Records in a dataset
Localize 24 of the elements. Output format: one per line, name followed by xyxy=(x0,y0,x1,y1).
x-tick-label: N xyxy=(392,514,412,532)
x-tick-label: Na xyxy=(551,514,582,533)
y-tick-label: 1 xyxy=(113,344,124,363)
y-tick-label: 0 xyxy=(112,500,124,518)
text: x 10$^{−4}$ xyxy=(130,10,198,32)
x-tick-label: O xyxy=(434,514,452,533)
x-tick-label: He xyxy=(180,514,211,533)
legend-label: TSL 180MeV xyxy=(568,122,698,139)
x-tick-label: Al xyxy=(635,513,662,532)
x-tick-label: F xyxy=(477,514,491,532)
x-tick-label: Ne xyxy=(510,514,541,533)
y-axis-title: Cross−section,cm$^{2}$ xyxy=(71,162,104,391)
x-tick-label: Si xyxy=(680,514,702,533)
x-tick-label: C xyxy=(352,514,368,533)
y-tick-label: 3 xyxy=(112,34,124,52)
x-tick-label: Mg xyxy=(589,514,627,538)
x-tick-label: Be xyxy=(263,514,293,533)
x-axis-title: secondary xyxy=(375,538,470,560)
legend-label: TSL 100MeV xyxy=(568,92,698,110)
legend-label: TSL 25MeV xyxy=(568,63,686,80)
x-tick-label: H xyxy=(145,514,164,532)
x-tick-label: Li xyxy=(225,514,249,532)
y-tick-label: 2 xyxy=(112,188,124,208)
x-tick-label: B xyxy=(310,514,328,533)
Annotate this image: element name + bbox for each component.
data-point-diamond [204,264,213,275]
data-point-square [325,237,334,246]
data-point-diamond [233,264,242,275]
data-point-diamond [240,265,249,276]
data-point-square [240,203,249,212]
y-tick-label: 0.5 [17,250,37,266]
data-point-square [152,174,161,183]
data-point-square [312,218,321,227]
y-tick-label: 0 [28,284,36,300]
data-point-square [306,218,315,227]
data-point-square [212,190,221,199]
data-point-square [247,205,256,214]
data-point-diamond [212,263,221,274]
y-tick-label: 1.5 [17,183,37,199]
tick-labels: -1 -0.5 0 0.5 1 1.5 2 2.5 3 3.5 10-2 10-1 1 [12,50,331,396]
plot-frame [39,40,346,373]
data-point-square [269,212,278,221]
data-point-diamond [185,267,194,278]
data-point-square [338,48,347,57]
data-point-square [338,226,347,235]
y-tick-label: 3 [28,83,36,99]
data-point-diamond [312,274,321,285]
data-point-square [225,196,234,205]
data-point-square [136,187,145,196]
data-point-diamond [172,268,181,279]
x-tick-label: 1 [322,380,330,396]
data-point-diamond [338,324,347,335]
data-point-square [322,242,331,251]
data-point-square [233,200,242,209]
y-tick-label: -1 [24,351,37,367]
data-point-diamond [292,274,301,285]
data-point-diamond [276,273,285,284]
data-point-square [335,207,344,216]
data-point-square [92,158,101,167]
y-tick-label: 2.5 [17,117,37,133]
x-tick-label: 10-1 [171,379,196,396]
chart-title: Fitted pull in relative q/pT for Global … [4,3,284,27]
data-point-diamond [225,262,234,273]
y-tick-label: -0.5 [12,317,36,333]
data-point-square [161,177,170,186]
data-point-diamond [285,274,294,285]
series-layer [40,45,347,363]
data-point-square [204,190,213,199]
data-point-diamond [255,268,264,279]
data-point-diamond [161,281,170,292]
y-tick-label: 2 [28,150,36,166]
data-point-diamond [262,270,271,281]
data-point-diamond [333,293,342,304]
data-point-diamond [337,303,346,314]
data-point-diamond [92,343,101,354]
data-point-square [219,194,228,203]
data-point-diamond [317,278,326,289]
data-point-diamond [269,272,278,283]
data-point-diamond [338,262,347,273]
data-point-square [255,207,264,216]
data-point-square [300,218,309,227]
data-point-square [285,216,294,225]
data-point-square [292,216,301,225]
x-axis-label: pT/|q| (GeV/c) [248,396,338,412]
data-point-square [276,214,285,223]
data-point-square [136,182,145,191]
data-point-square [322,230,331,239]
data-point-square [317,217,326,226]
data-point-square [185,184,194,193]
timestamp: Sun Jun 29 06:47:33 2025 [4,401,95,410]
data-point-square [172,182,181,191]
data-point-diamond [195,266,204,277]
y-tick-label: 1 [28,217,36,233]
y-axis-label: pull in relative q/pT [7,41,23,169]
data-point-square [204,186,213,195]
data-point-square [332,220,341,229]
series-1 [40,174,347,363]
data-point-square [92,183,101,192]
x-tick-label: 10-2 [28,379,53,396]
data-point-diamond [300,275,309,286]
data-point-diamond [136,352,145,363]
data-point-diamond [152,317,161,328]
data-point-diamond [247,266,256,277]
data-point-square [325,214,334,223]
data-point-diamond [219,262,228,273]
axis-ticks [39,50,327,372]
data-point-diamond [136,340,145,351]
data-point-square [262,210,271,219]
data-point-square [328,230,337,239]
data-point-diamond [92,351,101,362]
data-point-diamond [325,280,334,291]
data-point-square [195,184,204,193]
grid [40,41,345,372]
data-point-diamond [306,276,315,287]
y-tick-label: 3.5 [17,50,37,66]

### What you are asked to do
Reproduce the records from the start through the line containing "x-tick-label: 1 [322,380,330,396]". Substitute "legend-entry" for every occurrence of "legend-label" and leave all else unchanged.

### Result for this exercise
Localize 24 of the elements. Output format: one per line, name followed by xyxy=(x0,y0,x1,y1).
x-tick-label: N xyxy=(392,514,412,532)
x-tick-label: Na xyxy=(551,514,582,533)
y-tick-label: 1 xyxy=(113,344,124,363)
y-tick-label: 0 xyxy=(112,500,124,518)
text: x 10$^{−4}$ xyxy=(130,10,198,32)
x-tick-label: O xyxy=(434,514,452,533)
x-tick-label: He xyxy=(180,514,211,533)
legend-entry: TSL 180MeV xyxy=(568,122,698,139)
x-tick-label: Al xyxy=(635,513,662,532)
x-tick-label: F xyxy=(477,514,491,532)
x-tick-label: Ne xyxy=(510,514,541,533)
y-axis-title: Cross−section,cm$^{2}$ xyxy=(71,162,104,391)
x-tick-label: Si xyxy=(680,514,702,533)
x-tick-label: C xyxy=(352,514,368,533)
y-tick-label: 3 xyxy=(112,34,124,52)
x-tick-label: Mg xyxy=(589,514,627,538)
x-tick-label: Be xyxy=(263,514,293,533)
x-axis-title: secondary xyxy=(375,538,470,560)
legend-entry: TSL 100MeV xyxy=(568,92,698,110)
legend-entry: TSL 25MeV xyxy=(568,63,686,80)
x-tick-label: H xyxy=(145,514,164,532)
x-tick-label: Li xyxy=(225,514,249,532)
y-tick-label: 2 xyxy=(112,188,124,208)
x-tick-label: B xyxy=(310,514,328,533)
Annotate this image: element name + bbox for each component.
data-point-diamond [204,264,213,275]
data-point-square [325,237,334,246]
data-point-diamond [233,264,242,275]
data-point-diamond [240,265,249,276]
data-point-square [240,203,249,212]
y-tick-label: 0.5 [17,250,37,266]
data-point-square [152,174,161,183]
data-point-square [312,218,321,227]
y-tick-label: 0 [28,284,36,300]
data-point-square [306,218,315,227]
data-point-square [212,190,221,199]
data-point-square [247,205,256,214]
data-point-diamond [212,263,221,274]
y-tick-label: 1.5 [17,183,37,199]
tick-labels: -1 -0.5 0 0.5 1 1.5 2 2.5 3 3.5 10-2 10-1 1 [12,50,331,396]
plot-frame [39,40,346,373]
data-point-square [269,212,278,221]
data-point-diamond [185,267,194,278]
data-point-square [338,48,347,57]
data-point-square [338,226,347,235]
y-tick-label: 3 [28,83,36,99]
data-point-diamond [312,274,321,285]
data-point-square [225,196,234,205]
data-point-square [136,187,145,196]
data-point-diamond [172,268,181,279]
x-tick-label: 1 [322,380,330,396]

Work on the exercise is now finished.